____ GIVEN RECORDS

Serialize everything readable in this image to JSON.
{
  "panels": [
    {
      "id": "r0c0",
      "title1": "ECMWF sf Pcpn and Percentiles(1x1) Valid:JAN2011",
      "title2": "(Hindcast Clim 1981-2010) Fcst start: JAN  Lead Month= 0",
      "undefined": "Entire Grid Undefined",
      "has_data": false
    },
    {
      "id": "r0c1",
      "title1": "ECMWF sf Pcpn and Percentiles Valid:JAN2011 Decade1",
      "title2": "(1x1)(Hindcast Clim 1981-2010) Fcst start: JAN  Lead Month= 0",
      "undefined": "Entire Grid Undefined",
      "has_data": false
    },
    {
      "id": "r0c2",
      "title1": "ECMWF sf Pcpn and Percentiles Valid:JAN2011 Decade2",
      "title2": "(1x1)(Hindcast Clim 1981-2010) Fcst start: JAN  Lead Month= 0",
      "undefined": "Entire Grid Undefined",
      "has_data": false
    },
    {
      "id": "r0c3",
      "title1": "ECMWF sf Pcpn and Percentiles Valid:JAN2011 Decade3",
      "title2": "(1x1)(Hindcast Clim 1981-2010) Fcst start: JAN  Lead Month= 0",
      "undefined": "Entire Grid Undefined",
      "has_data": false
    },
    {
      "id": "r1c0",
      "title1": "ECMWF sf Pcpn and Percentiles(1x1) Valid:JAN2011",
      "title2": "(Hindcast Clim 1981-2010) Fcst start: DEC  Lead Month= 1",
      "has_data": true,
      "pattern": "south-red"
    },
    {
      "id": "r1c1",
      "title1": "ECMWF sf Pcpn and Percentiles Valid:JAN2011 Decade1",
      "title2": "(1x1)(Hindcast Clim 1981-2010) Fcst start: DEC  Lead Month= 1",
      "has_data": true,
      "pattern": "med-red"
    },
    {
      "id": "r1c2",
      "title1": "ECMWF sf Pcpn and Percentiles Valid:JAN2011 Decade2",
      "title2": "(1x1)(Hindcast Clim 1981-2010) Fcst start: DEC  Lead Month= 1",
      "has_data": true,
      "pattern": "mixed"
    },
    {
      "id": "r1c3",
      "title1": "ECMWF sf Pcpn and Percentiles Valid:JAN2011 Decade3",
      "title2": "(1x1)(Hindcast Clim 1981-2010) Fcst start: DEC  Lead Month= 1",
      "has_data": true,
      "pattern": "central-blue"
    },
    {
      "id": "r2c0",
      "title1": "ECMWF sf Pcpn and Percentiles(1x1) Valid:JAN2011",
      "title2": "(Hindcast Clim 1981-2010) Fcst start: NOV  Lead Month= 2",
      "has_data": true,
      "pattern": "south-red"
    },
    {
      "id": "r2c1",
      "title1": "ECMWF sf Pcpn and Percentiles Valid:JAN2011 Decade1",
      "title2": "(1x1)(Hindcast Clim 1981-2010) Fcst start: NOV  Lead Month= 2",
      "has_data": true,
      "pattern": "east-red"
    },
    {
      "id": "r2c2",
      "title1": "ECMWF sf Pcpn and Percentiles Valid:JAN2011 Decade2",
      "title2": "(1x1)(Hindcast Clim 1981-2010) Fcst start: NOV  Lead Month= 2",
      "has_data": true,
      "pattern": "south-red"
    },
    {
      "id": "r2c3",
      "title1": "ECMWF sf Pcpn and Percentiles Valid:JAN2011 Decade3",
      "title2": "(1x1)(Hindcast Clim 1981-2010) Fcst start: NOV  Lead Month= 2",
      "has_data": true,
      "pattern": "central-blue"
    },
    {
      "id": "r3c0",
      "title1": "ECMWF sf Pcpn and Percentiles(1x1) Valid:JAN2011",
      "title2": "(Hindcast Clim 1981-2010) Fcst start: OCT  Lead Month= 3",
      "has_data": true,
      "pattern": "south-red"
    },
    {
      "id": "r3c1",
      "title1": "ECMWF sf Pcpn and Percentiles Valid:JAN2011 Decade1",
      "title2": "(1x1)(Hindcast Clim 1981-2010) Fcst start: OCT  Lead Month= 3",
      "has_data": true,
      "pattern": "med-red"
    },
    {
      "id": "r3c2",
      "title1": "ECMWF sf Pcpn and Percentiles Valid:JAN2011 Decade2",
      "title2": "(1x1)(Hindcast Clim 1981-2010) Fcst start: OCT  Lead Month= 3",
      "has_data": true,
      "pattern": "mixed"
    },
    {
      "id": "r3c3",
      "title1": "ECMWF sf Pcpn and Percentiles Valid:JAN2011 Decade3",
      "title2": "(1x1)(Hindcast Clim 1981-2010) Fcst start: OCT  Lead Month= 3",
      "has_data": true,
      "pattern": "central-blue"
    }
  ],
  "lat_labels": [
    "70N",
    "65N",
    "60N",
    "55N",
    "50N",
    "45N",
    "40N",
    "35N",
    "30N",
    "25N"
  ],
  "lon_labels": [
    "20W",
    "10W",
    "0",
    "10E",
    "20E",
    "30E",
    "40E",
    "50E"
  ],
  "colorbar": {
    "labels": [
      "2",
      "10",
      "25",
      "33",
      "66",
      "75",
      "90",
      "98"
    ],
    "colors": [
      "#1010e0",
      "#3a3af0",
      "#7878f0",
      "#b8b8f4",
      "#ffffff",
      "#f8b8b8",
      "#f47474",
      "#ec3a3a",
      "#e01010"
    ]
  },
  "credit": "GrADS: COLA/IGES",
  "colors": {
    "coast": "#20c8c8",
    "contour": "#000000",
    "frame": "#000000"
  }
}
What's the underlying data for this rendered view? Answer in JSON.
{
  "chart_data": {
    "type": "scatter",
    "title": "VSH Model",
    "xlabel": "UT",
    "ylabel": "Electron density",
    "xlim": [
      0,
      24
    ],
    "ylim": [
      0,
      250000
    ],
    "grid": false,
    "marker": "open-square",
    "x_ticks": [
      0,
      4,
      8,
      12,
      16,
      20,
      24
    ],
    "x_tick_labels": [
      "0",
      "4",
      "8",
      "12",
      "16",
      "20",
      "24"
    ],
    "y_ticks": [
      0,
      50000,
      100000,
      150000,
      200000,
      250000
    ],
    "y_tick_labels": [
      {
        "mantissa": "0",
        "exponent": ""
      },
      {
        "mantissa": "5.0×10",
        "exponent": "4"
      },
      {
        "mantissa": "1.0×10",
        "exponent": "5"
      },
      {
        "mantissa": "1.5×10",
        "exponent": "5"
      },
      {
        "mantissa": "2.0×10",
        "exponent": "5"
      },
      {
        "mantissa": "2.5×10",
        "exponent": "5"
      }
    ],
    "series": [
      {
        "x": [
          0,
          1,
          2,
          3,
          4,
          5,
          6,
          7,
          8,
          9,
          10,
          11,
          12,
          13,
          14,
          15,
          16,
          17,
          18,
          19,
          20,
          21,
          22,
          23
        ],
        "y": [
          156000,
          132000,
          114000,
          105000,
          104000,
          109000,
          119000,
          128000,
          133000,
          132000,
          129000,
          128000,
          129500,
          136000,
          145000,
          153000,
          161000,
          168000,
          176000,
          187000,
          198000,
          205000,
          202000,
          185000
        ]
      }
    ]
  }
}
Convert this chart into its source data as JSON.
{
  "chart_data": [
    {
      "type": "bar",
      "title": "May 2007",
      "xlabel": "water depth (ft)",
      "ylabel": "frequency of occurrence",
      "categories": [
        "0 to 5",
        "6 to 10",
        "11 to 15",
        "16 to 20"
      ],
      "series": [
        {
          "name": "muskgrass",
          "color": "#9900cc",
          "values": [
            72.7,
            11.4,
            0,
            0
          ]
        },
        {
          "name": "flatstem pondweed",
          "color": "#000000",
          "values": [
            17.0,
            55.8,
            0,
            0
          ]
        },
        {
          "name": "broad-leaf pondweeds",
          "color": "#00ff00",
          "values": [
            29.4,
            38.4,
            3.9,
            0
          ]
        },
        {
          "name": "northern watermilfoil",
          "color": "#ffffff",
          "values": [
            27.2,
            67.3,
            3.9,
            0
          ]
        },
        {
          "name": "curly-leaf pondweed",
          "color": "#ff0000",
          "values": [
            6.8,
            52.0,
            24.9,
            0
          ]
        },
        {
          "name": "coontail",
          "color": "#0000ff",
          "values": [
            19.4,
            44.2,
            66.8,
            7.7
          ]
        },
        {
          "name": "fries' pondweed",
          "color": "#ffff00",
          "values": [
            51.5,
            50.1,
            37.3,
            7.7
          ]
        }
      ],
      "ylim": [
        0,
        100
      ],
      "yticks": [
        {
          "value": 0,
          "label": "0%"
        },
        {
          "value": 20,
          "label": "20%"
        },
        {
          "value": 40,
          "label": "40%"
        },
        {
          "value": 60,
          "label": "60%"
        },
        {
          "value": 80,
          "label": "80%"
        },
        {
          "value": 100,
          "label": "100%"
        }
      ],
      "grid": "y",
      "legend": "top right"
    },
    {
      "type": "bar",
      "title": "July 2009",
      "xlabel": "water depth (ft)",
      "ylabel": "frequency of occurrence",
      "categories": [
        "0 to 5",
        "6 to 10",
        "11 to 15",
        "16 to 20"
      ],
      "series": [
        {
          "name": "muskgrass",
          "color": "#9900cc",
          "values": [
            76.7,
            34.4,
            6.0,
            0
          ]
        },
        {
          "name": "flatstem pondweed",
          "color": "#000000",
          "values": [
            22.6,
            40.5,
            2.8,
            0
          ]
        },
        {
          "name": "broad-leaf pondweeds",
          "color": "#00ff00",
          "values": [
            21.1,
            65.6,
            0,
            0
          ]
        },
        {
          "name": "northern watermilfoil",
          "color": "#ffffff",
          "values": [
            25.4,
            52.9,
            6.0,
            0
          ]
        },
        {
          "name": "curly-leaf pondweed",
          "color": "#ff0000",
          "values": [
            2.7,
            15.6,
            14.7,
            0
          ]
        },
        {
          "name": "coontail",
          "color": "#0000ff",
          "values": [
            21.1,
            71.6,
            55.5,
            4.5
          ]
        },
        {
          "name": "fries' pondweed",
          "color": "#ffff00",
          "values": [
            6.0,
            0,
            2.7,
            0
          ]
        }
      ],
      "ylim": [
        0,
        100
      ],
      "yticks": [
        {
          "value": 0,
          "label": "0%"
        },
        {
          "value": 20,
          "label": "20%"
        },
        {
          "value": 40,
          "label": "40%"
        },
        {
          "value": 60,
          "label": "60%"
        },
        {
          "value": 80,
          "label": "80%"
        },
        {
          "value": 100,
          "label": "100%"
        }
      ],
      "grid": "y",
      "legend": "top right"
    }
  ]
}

________

• AIM OF THE EXERCISE:
Reproduce each line holding the word "mantissa".

• TASK RESULT:
        "mantissa": "0",
        "mantissa": "5.0×10",
        "mantissa": "1.0×10",
        "mantissa": "1.5×10",
        "mantissa": "2.0×10",
        "mantissa": "2.5×10",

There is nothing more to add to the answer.